--- Start of Information shown ---
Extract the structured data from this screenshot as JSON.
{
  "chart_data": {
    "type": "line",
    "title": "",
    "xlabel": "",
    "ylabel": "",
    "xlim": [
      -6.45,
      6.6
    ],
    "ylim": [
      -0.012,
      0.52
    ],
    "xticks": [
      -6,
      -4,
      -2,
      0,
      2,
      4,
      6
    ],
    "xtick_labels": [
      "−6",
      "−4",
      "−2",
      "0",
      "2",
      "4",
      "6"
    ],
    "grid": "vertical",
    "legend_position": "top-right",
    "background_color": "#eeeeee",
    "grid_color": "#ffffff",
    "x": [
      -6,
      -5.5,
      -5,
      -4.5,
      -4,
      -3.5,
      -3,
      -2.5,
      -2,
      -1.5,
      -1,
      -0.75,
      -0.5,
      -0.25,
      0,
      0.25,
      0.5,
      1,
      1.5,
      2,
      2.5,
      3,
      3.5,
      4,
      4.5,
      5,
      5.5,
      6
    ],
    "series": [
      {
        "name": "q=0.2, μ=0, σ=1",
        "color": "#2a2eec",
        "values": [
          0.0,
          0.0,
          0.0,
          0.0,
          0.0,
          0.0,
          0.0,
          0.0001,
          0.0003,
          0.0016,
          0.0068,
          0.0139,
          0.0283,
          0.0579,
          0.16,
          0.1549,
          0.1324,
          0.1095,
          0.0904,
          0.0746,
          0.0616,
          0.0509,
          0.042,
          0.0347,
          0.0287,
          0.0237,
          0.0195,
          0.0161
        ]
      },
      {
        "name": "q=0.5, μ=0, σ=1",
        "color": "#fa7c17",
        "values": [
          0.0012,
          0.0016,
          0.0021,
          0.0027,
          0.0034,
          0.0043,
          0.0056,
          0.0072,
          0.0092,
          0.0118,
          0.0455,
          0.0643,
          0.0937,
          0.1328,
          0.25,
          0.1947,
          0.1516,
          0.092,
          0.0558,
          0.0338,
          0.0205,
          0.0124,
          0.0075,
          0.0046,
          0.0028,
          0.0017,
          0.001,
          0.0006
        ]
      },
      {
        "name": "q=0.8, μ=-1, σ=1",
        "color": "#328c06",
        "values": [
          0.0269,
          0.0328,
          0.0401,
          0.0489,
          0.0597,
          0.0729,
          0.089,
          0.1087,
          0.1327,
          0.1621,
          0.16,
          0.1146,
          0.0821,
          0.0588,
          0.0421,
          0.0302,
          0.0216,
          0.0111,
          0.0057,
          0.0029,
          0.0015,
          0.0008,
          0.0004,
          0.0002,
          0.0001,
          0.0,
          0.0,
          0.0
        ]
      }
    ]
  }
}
--- End of Information shown ---
» What this task involves
Copy all data exactly, start to finish.

» Task response
Extract the structured data from this screenshot as JSON.
{
  "chart_data": {
    "type": "line",
    "title": "",
    "xlabel": "",
    "ylabel": "",
    "xlim": [
      -6.45,
      6.6
    ],
    "ylim": [
      -0.012,
      0.52
    ],
    "xticks": [
      -6,
      -4,
      -2,
      0,
      2,
      4,
      6
    ],
    "xtick_labels": [
      "−6",
      "−4",
      "−2",
      "0",
      "2",
      "4",
      "6"
    ],
    "grid": "vertical",
    "legend_position": "top-right",
    "background_color": "#eeeeee",
    "grid_color": "#ffffff",
    "x": [
      -6,
      -5.5,
      -5,
      -4.5,
      -4,
      -3.5,
      -3,
      -2.5,
      -2,
      -1.5,
      -1,
      -0.75,
      -0.5,
      -0.25,
      0,
      0.25,
      0.5,
      1,
      1.5,
      2,
      2.5,
      3,
      3.5,
      4,
      4.5,
      5,
      5.5,
      6
    ],
    "series": [
      {
        "name": "q=0.2, μ=0, σ=1",
        "color": "#2a2eec",
        "values": [
          0.0,
          0.0,
          0.0,
          0.0,
          0.0,
          0.0,
          0.0,
          0.0001,
          0.0003,
          0.0016,
          0.0068,
          0.0139,
          0.0283,
          0.0579,
          0.16,
          0.1549,
          0.1324,
          0.1095,
          0.0904,
          0.0746,
          0.0616,
          0.0509,
          0.042,
          0.0347,
          0.0287,
          0.0237,
          0.0195,
          0.0161
        ]
      },
      {
        "name": "q=0.5, μ=0, σ=1",
        "color": "#fa7c17",
        "values": [
          0.0012,
          0.0016,
          0.0021,
          0.0027,
          0.0034,
          0.0043,
          0.0056,
          0.0072,
          0.0092,
          0.0118,
          0.0455,
          0.0643,
          0.0937,
          0.1328,
          0.25,
          0.1947,
          0.1516,
          0.092,
          0.0558,
          0.0338,
          0.0205,
          0.0124,
          0.0075,
          0.0046,
          0.0028,
          0.0017,
          0.001,
          0.0006
        ]
      },
      {
        "name": "q=0.8, μ=-1, σ=1",
        "color": "#328c06",
        "values": [
          0.0269,
          0.0328,
          0.0401,
          0.0489,
          0.0597,
          0.0729,
          0.089,
          0.1087,
          0.1327,
          0.1621,
          0.16,
          0.1146,
          0.0821,
          0.0588,
          0.0421,
          0.0302,
          0.0216,
          0.0111,
          0.0057,
          0.0029,
          0.0015,
          0.0008,
          0.0004,
          0.0002,
          0.0001,
          0.0,
          0.0,
          0.0
        ]
      }
    ]
  }
}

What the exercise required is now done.